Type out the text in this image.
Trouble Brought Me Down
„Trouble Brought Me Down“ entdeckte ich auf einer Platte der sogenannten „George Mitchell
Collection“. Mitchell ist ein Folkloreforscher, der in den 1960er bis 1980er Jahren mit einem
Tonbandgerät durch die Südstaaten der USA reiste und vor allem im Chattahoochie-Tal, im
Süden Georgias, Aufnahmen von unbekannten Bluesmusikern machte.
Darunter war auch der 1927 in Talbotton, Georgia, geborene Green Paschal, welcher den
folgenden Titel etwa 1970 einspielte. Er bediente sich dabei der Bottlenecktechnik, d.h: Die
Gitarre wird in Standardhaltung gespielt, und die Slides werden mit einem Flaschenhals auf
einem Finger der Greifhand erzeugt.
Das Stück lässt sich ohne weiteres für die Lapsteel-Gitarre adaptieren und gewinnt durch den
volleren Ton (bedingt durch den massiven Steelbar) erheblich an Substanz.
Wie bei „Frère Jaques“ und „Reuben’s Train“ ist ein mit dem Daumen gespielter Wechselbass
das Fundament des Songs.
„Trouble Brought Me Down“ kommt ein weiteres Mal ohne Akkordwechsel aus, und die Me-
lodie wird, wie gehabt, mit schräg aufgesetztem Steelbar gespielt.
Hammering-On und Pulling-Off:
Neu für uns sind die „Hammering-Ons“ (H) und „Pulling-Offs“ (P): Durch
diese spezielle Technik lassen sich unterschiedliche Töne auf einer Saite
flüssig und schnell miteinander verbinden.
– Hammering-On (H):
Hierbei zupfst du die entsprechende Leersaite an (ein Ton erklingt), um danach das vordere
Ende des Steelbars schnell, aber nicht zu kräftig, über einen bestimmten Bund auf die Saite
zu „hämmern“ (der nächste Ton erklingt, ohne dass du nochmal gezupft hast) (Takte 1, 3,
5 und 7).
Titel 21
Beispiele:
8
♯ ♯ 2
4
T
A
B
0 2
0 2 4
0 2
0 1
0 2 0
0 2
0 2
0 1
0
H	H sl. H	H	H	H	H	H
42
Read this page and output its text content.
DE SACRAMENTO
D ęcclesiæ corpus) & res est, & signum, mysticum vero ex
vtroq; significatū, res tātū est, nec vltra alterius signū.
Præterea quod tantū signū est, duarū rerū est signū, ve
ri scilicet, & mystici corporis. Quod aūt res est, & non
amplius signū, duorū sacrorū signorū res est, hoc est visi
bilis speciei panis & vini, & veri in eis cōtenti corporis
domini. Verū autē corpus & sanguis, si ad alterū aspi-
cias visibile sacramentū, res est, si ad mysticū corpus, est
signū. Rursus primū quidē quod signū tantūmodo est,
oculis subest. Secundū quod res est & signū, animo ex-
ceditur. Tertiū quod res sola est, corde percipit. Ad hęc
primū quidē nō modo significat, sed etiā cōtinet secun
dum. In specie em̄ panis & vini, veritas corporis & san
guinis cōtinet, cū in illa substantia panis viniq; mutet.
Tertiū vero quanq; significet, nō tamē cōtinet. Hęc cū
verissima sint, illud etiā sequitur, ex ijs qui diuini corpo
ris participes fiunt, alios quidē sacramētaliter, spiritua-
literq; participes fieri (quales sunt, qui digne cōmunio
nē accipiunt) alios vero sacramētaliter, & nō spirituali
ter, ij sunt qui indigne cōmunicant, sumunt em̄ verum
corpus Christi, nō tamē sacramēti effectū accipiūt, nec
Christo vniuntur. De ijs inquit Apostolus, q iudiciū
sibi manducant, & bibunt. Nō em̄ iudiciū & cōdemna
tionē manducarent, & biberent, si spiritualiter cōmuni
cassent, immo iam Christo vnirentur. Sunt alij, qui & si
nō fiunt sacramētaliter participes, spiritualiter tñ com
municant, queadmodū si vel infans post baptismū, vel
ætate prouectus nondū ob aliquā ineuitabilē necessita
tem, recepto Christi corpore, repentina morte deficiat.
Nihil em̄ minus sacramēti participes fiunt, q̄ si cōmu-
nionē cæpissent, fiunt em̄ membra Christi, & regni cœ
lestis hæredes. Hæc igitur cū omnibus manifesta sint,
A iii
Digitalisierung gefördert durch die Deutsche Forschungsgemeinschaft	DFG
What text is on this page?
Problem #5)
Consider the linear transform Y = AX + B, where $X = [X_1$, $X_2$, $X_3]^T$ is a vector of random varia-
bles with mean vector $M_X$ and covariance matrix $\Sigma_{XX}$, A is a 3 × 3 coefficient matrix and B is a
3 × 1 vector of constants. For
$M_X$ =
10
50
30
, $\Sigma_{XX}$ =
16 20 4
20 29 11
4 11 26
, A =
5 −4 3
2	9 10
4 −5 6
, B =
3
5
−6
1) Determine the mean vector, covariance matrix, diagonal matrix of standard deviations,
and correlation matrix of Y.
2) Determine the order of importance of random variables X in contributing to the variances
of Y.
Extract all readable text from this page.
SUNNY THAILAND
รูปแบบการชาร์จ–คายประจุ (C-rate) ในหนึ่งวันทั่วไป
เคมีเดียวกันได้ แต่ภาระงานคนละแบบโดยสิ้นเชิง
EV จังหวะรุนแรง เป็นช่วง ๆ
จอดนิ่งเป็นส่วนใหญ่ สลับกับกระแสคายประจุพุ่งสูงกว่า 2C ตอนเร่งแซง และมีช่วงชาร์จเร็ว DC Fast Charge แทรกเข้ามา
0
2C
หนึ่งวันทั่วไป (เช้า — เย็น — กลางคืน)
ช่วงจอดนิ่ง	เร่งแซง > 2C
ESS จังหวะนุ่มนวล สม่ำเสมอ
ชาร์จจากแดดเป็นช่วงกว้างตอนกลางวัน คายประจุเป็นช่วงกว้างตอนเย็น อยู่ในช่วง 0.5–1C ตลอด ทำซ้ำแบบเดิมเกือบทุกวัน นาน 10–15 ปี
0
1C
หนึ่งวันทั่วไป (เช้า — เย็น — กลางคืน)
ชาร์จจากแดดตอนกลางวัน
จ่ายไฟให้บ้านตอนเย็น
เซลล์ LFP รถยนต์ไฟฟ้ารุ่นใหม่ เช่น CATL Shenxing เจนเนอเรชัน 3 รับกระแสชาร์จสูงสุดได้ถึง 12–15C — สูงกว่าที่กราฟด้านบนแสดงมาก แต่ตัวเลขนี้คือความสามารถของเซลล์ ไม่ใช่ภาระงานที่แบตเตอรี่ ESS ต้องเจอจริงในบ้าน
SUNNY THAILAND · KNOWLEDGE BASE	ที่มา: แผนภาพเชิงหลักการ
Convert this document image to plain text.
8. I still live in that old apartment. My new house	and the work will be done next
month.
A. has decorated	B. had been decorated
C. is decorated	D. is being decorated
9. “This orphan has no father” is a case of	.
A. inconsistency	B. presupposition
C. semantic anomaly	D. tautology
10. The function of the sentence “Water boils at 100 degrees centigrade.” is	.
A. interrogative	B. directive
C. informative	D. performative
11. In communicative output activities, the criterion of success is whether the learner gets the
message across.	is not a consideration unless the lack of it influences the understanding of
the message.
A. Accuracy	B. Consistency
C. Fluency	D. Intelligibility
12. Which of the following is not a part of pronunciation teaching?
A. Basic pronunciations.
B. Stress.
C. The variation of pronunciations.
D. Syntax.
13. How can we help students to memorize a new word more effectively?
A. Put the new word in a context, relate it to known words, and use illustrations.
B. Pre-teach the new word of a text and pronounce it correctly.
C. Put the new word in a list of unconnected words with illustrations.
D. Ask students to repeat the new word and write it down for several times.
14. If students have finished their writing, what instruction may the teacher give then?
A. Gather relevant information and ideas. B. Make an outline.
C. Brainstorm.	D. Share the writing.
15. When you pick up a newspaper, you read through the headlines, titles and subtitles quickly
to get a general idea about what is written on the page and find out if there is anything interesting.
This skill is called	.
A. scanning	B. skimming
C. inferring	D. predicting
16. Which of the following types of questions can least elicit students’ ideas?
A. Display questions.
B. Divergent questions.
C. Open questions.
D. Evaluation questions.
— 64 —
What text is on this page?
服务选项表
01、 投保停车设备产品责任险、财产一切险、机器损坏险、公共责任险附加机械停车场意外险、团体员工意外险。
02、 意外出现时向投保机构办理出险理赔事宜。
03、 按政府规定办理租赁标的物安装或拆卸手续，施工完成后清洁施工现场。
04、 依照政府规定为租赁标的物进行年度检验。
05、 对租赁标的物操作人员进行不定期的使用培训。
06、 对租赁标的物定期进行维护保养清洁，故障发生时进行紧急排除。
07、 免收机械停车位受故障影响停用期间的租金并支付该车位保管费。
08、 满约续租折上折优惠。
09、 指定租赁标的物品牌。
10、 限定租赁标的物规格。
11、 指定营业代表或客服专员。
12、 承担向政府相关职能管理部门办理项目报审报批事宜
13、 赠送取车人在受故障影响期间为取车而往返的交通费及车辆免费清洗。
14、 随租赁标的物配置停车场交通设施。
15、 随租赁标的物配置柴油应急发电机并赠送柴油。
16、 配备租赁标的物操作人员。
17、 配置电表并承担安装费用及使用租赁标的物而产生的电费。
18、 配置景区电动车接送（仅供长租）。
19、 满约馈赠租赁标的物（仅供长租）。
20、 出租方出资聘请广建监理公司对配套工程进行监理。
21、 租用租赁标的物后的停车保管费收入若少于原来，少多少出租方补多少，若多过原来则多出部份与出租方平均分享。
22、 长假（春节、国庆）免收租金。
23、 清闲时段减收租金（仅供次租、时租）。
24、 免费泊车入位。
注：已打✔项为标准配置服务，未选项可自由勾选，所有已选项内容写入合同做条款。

----

## Work to complete
Using the material above, gather every line that includes "Which".

## Result below
12. Which of the following is not a part of pronunciation teaching?
16. Which of the following types of questions can least elicit students’ ideas?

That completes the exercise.